# [Set problem]
Please swap "Remote equipment" for "Home office equipment" in the stretch from the start of the lines through the line containing "nav-square-icon [26,203,48,225]". Give that stretch again with everything else unchanged.

(A block of data)
------
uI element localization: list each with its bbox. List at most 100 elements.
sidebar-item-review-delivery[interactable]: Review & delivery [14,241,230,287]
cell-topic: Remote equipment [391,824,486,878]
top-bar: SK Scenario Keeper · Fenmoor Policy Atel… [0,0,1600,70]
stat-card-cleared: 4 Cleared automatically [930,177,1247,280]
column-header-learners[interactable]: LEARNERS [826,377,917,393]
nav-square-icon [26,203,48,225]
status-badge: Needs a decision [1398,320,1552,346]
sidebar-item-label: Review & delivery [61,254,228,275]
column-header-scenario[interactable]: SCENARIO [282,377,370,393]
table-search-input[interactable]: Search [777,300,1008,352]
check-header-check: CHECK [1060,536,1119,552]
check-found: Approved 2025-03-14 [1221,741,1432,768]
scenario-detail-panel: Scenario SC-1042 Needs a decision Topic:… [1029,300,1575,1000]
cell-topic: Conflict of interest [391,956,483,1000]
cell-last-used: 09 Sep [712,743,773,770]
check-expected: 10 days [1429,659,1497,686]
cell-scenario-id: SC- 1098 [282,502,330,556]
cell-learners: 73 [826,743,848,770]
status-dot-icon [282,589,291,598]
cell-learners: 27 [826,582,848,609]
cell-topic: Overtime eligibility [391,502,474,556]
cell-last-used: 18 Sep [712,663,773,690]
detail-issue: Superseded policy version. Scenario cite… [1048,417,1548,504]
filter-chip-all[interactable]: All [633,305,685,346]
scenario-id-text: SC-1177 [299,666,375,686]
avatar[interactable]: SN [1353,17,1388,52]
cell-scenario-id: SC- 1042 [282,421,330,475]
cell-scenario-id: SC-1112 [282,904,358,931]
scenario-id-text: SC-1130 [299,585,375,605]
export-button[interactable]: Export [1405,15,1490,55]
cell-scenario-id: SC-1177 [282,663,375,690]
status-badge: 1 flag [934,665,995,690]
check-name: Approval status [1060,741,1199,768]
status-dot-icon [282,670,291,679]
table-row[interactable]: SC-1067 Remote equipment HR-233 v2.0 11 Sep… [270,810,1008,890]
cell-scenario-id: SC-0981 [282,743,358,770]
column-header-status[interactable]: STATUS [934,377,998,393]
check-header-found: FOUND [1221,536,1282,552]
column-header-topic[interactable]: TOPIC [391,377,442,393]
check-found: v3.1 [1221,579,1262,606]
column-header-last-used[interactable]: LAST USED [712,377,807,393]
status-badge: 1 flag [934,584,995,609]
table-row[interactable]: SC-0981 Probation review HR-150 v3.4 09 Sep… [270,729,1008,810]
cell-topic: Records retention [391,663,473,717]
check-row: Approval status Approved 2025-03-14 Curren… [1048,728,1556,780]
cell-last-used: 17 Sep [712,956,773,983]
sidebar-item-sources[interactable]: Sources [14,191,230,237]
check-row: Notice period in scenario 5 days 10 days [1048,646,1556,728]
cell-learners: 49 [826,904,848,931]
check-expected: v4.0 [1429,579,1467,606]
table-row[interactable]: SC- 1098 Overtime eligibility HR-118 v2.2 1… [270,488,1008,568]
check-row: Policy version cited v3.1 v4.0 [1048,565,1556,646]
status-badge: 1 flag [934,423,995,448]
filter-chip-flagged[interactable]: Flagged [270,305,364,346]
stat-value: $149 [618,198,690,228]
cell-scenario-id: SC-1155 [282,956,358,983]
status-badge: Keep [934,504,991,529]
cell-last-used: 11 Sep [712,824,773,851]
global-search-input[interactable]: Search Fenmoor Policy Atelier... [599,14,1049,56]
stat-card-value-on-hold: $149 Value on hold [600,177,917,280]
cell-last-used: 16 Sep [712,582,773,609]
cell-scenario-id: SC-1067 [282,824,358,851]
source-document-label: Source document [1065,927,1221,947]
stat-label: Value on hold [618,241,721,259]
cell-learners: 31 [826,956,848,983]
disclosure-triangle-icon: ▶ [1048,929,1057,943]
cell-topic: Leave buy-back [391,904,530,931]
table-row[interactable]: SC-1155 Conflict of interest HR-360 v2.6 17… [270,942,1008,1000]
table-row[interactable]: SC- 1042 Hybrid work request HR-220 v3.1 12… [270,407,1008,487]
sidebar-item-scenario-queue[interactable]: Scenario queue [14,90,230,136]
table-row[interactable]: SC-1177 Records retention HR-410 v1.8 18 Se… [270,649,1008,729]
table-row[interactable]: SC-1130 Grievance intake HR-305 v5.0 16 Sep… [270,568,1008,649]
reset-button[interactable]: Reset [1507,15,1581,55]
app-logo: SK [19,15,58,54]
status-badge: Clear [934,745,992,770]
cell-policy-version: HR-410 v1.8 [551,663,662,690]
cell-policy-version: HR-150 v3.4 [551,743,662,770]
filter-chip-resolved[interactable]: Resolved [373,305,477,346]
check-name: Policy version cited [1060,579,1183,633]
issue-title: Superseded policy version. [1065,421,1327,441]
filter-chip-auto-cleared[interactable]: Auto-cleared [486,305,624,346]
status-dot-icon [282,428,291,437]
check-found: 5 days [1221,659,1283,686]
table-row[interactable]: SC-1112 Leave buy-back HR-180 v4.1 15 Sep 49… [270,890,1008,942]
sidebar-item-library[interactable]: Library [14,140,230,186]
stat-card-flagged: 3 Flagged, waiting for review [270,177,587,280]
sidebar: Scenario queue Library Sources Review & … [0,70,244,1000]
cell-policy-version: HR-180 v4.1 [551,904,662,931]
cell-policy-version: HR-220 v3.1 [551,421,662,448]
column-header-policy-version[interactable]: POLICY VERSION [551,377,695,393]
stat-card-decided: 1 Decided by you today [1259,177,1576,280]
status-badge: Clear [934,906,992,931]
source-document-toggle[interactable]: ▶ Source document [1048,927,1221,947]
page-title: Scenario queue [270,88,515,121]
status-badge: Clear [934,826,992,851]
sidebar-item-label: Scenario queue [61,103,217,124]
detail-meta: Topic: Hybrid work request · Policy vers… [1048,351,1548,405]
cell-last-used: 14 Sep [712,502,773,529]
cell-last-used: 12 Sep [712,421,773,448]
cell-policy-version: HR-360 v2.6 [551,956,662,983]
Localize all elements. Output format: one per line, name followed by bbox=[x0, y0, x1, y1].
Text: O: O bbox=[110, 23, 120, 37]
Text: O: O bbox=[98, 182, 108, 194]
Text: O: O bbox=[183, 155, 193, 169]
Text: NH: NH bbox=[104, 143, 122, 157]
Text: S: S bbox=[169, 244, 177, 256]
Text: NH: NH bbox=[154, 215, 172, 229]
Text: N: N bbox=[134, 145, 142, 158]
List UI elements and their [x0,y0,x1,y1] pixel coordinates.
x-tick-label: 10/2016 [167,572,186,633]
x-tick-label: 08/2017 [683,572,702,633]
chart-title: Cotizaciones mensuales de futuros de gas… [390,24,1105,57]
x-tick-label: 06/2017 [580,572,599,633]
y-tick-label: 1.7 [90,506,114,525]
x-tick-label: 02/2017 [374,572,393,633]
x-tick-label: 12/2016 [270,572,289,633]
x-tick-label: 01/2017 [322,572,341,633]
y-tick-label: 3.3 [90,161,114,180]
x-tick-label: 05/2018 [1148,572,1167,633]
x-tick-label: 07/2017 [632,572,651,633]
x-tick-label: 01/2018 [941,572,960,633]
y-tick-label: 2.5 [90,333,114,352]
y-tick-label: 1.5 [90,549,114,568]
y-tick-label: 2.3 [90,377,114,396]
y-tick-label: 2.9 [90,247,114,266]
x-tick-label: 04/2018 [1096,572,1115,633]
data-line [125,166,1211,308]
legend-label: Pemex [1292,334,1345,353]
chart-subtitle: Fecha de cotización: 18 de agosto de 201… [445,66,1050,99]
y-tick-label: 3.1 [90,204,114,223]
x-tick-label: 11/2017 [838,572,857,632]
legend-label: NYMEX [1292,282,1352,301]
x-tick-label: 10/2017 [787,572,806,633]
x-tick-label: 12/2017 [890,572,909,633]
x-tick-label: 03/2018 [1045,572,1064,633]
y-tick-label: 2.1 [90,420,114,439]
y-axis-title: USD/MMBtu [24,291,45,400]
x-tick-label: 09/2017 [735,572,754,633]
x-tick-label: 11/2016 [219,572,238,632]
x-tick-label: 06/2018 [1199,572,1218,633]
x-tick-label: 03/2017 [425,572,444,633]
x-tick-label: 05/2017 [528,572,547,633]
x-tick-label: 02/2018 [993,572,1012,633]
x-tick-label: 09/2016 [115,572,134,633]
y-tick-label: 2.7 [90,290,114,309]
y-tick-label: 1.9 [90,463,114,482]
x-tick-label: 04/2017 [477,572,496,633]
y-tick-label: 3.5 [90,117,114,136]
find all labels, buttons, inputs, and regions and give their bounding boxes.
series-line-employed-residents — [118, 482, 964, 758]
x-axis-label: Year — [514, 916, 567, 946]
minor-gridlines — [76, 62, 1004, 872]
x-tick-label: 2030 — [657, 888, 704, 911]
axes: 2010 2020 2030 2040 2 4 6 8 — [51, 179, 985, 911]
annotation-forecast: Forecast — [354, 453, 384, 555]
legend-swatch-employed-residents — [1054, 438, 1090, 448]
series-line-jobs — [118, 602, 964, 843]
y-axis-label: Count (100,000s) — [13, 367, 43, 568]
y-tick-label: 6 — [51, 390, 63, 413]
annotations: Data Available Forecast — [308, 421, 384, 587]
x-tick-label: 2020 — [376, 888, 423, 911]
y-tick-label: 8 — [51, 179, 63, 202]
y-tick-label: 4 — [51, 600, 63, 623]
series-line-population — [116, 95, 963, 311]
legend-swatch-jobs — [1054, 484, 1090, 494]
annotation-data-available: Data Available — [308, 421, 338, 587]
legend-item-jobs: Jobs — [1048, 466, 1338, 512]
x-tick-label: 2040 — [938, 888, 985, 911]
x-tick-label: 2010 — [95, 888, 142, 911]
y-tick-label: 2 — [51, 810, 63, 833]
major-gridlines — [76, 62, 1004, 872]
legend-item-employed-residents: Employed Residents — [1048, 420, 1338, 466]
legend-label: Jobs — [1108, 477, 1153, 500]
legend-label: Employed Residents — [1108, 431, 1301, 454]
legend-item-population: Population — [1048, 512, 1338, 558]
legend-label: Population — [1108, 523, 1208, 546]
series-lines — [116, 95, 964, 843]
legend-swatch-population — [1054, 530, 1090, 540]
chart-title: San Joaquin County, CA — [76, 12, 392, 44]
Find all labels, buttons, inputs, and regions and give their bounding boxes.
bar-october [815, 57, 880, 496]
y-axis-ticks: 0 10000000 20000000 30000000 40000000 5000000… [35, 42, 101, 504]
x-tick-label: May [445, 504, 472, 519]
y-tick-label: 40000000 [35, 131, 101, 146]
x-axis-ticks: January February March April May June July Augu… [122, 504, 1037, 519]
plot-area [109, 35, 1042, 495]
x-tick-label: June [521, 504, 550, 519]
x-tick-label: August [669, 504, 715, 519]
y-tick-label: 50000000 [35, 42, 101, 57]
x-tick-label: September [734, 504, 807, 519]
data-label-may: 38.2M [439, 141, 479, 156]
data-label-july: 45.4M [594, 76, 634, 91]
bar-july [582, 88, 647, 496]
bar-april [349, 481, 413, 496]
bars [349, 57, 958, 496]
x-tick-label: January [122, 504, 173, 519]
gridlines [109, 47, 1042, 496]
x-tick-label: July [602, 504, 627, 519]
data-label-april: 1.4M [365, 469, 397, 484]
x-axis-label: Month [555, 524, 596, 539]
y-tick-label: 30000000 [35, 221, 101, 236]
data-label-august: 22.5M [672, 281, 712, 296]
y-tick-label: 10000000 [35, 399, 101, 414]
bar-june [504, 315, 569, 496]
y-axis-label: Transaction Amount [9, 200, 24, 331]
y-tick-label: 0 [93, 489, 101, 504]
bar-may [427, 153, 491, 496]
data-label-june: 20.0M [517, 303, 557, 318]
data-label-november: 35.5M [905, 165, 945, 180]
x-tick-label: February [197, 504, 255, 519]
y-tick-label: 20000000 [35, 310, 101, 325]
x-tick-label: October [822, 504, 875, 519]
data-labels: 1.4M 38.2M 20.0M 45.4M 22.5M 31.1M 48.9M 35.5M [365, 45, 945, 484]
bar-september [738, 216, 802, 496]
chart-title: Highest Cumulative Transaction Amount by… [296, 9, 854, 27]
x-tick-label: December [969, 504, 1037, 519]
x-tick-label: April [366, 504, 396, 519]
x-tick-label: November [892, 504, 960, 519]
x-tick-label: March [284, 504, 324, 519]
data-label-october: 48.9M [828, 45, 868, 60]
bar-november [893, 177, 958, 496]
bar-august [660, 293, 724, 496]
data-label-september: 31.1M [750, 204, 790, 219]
------
# [Answer to this exercise]
uI element localization: list each with its bbox. List at most 100 elements.
sidebar-item-review-delivery[interactable]: Review & delivery [14,241,230,287]
cell-topic: Home office equipment [391,824,486,878]
top-bar: SK Scenario Keeper · Fenmoor Policy Atel… [0,0,1600,70]
stat-card-cleared: 4 Cleared automatically [930,177,1247,280]
column-header-learners[interactable]: LEARNERS [826,377,917,393]
nav-square-icon [26,203,48,225]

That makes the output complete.